┌────────

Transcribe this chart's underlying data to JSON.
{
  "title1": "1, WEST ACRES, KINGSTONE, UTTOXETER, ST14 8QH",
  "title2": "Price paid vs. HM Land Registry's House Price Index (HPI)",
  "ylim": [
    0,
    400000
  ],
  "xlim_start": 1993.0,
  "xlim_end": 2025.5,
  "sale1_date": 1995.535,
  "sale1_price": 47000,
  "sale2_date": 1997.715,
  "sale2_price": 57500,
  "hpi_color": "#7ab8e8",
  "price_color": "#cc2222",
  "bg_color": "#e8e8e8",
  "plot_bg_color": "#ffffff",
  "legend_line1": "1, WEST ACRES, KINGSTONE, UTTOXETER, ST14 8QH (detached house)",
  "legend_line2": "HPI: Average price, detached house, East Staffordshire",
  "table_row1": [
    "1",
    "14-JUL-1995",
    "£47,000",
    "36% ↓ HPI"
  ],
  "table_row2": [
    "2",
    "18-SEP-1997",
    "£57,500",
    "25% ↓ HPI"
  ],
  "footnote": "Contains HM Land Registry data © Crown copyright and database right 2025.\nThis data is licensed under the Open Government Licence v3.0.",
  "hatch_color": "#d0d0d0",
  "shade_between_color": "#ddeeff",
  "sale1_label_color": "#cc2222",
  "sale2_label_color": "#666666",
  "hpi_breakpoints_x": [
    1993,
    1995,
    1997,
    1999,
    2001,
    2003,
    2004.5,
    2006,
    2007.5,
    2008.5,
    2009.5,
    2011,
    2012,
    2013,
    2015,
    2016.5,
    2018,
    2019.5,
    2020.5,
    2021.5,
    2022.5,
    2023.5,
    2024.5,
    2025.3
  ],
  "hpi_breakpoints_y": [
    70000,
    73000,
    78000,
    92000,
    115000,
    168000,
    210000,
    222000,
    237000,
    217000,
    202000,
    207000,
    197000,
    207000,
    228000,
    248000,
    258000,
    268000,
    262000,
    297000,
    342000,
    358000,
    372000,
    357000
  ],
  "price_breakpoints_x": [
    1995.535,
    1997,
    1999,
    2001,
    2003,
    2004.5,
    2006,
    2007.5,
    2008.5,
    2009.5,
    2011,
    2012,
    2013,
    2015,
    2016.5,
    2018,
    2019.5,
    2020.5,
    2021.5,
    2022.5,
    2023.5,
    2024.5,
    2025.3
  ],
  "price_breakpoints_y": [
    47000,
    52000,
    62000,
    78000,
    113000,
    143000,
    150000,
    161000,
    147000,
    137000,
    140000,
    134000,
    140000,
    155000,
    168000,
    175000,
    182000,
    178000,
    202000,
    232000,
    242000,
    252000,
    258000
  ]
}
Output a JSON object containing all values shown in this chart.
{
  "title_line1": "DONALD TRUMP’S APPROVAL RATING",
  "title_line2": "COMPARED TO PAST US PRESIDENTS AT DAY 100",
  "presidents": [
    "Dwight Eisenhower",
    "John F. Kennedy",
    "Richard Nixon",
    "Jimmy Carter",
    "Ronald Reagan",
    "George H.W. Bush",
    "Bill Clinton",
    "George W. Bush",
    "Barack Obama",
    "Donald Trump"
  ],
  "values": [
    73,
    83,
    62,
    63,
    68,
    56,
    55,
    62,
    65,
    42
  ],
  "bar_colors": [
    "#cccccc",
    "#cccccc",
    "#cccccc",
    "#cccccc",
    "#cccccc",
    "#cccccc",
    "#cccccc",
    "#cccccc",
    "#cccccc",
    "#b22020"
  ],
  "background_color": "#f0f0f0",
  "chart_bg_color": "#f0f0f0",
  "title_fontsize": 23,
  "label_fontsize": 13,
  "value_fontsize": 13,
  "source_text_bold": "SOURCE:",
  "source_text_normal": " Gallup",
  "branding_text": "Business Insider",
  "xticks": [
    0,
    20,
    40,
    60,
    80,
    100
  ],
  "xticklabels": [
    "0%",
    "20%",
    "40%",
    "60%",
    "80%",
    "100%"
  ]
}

└────────

### TASK
All lines above with "JSON" in them should be returned.

### THE ANSWER
Transcribe this chart's underlying data to JSON.
Output a JSON object containing all values shown in this chart.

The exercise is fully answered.